• [INFORMATION SUPPLIED]:
^^^^

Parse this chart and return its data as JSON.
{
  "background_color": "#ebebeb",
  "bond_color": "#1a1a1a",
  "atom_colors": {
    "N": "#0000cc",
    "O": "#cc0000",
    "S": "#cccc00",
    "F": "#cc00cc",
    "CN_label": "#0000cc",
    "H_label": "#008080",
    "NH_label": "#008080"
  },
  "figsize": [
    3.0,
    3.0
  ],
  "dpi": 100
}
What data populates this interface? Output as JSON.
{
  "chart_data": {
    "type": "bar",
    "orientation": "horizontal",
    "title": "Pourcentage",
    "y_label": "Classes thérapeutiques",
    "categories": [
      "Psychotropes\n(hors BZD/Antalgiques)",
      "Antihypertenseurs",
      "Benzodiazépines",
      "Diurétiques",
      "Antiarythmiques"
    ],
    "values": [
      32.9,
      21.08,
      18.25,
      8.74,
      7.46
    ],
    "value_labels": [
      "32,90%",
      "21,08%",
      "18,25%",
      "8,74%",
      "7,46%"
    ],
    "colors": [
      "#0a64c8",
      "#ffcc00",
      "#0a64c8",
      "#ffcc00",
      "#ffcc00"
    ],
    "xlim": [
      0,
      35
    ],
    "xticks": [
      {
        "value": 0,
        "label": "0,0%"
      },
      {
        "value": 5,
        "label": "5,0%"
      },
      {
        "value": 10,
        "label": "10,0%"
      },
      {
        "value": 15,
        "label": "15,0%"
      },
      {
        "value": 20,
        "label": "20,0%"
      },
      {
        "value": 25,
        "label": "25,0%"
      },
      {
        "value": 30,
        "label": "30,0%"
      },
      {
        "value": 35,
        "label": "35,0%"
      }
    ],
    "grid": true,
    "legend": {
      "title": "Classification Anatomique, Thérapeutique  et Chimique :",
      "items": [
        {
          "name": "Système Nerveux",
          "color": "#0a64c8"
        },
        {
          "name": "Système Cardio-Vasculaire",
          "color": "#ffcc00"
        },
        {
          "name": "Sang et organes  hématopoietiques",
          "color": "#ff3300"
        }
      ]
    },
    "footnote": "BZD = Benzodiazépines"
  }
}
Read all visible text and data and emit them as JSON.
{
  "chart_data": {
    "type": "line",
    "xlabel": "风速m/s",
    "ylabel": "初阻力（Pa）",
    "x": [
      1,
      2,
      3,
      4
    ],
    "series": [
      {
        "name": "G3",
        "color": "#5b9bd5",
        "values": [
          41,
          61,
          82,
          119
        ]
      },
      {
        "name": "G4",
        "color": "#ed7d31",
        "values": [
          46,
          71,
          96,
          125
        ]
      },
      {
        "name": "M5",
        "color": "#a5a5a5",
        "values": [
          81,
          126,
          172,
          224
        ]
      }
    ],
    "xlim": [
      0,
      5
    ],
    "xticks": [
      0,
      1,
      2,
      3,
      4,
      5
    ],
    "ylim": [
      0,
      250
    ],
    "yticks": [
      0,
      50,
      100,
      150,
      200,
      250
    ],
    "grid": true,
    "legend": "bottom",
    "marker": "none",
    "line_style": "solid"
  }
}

^^^^

Extract each line from the entries above that contains the string "name".

          "name": "Système Nerveux",
          "name": "Système Cardio-Vasculaire",
          "name": "Sang et organes  hématopoietiques",
        "name": "G3",
        "name": "G4",
        "name": "M5",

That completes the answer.